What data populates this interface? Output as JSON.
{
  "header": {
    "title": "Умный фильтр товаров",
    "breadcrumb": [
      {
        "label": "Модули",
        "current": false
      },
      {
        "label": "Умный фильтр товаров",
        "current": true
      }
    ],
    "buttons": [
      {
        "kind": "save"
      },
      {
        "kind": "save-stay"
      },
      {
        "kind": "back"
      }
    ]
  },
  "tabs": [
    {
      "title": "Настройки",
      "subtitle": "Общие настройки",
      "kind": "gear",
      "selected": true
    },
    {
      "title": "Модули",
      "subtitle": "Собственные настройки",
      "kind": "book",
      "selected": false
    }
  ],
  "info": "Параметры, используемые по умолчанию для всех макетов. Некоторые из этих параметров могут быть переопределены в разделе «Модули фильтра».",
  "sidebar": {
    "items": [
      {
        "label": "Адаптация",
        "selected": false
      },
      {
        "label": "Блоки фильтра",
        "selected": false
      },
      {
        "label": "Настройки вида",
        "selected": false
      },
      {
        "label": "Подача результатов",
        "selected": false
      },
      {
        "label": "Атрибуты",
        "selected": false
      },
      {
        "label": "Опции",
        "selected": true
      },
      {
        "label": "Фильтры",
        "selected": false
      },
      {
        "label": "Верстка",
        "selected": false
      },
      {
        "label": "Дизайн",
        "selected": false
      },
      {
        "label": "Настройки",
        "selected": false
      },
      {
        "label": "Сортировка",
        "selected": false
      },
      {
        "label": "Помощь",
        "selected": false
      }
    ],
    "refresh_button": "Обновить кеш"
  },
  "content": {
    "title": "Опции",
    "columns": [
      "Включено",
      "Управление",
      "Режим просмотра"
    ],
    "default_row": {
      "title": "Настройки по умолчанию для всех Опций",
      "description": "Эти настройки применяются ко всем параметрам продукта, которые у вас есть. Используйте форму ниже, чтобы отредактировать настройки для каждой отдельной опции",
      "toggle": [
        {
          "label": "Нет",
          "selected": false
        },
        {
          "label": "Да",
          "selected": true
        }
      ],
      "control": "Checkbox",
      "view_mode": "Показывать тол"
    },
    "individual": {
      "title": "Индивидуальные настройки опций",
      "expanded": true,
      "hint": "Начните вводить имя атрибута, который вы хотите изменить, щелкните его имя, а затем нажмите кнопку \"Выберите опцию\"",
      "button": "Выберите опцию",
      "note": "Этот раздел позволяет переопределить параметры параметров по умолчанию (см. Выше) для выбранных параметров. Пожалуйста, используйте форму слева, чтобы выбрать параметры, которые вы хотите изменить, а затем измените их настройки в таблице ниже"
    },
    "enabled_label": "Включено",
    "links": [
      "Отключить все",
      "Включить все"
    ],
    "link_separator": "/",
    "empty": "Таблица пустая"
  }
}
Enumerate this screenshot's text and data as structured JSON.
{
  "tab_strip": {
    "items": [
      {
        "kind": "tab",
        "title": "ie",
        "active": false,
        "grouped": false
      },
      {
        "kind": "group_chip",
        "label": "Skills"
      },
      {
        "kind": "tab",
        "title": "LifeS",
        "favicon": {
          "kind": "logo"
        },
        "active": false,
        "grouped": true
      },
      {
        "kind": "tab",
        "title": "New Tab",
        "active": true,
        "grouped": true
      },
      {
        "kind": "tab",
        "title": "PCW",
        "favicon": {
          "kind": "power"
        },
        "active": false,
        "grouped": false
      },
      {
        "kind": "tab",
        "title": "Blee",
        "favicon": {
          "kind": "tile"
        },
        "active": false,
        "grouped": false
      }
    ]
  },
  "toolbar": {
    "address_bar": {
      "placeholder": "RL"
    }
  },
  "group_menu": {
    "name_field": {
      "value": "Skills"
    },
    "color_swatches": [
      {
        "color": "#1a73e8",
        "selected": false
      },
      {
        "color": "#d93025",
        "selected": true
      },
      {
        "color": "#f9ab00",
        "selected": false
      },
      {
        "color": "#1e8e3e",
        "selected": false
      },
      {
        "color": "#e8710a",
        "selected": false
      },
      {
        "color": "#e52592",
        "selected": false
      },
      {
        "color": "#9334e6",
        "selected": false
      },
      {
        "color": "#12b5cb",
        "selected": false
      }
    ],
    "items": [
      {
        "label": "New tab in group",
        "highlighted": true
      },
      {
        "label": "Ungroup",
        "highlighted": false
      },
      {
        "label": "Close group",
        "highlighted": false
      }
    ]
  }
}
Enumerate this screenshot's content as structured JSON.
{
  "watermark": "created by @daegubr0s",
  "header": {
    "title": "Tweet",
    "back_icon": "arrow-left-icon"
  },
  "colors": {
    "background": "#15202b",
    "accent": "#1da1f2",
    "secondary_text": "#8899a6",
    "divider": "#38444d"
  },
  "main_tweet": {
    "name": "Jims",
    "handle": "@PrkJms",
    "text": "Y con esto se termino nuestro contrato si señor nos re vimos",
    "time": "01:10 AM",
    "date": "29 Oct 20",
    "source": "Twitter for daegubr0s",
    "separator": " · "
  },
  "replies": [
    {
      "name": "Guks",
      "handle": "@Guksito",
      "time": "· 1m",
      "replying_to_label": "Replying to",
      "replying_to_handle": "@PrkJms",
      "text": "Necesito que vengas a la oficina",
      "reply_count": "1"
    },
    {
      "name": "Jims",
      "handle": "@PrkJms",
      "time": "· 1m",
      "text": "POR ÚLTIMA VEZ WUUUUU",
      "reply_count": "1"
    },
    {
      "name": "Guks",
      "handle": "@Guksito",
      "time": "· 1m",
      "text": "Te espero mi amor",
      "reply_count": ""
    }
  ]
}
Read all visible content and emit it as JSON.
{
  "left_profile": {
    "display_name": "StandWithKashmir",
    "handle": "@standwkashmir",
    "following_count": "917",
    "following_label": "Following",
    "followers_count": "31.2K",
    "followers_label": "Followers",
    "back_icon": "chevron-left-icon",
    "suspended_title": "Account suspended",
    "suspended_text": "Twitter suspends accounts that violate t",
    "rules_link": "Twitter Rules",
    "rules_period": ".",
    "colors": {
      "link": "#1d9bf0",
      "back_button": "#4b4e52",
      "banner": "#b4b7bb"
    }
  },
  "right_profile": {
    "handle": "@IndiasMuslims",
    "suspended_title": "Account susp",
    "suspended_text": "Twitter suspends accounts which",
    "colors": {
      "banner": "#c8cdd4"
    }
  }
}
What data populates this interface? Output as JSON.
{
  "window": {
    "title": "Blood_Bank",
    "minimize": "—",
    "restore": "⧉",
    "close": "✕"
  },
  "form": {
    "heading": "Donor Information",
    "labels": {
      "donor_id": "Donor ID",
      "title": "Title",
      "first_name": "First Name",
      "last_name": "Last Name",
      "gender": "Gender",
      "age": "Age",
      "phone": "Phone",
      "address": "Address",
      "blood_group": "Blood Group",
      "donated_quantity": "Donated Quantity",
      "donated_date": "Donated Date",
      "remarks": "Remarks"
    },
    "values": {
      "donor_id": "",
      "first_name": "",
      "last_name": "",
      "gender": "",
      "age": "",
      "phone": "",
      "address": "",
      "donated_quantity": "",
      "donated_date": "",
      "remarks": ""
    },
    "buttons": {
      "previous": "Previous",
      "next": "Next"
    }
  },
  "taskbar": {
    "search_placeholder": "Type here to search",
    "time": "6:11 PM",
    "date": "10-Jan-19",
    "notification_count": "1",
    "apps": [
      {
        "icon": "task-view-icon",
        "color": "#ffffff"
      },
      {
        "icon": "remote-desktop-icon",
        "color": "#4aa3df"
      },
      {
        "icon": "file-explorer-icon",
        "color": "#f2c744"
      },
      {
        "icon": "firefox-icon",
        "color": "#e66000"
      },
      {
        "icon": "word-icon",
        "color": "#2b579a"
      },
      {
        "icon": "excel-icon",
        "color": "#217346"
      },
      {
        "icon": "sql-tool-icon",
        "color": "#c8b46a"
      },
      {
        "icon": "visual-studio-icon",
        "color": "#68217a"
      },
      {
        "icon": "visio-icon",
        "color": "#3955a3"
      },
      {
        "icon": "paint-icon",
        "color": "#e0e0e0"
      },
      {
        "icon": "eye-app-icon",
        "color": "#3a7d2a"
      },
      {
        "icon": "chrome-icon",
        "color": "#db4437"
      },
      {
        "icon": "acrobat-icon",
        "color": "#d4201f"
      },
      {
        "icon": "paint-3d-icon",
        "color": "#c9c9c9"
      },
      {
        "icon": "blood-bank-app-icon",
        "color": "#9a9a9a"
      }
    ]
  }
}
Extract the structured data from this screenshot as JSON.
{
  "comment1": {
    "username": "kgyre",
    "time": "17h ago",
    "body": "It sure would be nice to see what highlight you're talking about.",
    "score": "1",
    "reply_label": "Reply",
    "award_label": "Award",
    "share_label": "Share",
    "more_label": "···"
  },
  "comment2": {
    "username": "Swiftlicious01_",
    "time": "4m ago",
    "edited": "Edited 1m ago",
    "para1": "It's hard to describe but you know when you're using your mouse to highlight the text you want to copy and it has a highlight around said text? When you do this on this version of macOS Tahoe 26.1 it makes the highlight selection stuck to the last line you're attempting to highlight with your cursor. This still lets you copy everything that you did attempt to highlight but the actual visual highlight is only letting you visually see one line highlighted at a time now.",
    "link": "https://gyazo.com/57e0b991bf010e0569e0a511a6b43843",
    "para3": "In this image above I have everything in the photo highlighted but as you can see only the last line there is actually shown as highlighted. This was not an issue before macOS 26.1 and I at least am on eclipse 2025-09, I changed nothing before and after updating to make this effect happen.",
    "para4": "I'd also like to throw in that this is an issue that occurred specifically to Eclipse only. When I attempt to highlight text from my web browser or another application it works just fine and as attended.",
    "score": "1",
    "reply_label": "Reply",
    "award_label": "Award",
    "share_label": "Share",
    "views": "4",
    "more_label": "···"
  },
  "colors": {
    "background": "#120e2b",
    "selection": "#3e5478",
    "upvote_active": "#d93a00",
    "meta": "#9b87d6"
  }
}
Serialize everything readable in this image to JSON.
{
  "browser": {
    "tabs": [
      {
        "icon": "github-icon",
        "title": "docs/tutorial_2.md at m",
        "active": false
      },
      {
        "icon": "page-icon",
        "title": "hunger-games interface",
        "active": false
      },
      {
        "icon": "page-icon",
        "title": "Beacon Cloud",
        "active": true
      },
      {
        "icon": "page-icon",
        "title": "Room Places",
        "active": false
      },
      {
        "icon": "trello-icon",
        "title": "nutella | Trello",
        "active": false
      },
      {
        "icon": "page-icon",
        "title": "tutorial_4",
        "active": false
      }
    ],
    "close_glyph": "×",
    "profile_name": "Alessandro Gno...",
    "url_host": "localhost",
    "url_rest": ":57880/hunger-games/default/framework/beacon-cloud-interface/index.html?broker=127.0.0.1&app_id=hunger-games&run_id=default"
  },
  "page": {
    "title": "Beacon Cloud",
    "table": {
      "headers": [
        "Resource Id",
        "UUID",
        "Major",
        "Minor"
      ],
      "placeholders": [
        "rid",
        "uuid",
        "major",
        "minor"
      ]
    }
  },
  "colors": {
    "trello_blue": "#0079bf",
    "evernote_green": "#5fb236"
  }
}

──────────

_Problem details_
Gather up the lines that contain the word "browser".

_Task response_
    "para4": "I'd also like to throw in that this is an issue that occurred specifically to Eclipse only. When I attempt to highlight text from my web browser or another application it works just fine and as attended.",
  "browser": {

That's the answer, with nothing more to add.